## REQUIREMENTS
In the data, extract each line that holds the string "class".

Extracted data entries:
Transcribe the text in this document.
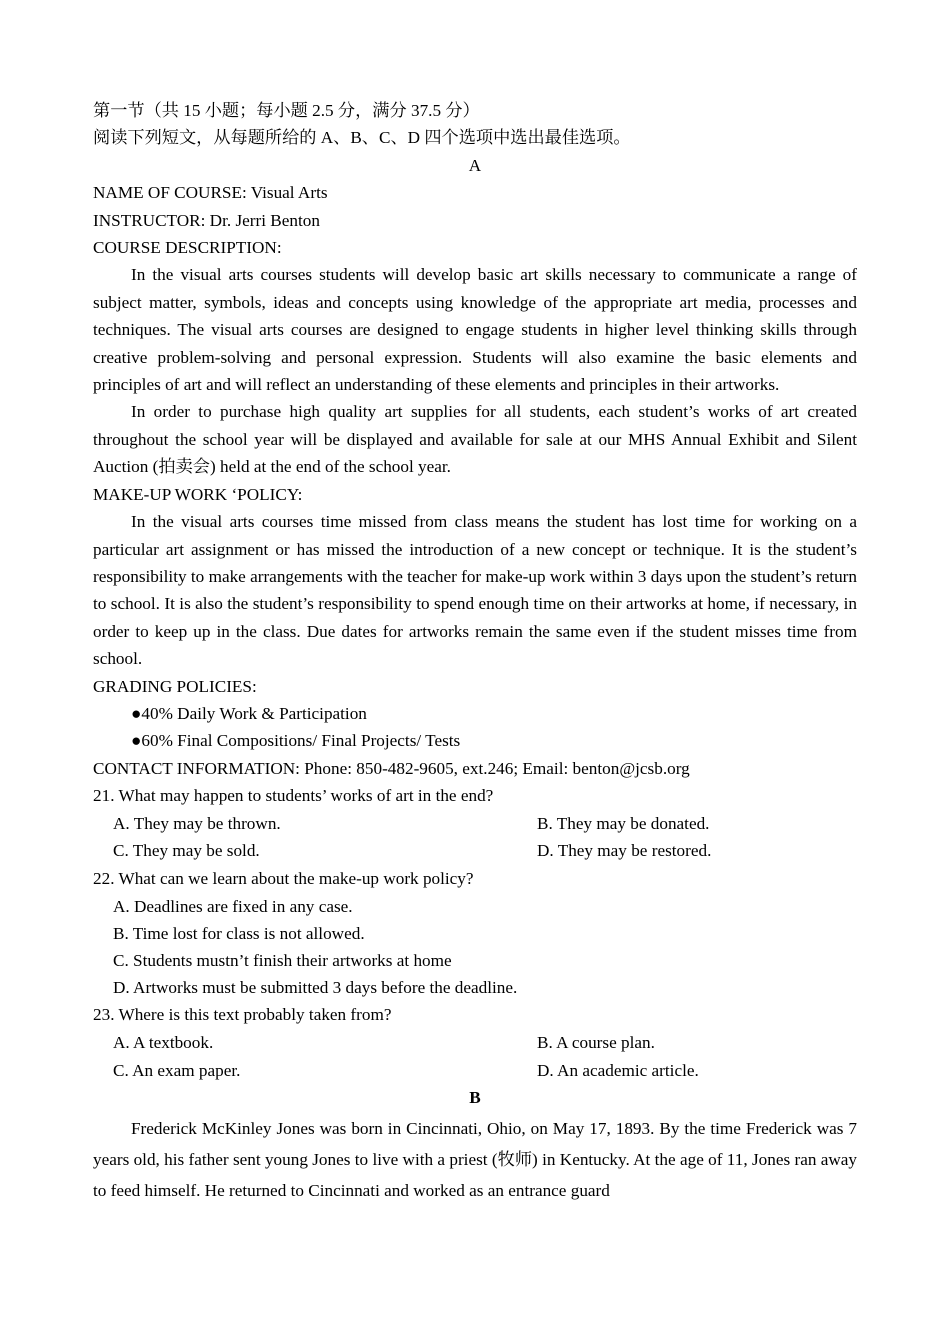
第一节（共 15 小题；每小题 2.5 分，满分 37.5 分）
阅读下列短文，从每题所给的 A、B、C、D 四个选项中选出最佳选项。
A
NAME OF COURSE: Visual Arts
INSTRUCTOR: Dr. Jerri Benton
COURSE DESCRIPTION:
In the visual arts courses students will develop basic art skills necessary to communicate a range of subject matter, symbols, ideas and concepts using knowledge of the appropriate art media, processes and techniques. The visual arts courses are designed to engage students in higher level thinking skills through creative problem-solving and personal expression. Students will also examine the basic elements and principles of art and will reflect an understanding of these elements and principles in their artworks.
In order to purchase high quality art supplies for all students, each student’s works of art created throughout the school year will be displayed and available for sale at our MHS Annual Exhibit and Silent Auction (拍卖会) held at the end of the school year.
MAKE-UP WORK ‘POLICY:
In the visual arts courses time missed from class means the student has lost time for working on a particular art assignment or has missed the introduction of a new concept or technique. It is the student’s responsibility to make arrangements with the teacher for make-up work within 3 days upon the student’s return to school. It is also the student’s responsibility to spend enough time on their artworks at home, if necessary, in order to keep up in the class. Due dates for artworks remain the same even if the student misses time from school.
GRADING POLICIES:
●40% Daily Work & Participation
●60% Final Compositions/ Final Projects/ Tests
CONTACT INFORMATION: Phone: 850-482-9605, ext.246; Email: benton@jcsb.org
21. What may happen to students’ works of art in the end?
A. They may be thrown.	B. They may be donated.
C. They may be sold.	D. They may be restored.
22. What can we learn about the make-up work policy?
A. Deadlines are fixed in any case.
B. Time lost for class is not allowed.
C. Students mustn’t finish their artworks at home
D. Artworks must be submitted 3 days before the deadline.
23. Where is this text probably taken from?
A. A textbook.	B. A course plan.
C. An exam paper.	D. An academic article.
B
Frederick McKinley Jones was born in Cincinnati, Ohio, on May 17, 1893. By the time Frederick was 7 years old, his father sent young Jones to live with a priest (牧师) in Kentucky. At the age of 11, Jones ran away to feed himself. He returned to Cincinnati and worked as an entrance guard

## SOLUTION
In the visual arts courses time missed from class means the student has lost time for working on a particular art assignment or has missed the introduction of a new concept or technique. It is the student’s responsibility to make arrangements with the teacher for make-up work within 3 days upon the student’s return to school. It is also the student’s responsibility to spend enough time on their artworks at home, if necessary, in order to keep up in the class. Due dates for artworks remain the same even if the student misses time from school.
B. Time lost for class is not allowed.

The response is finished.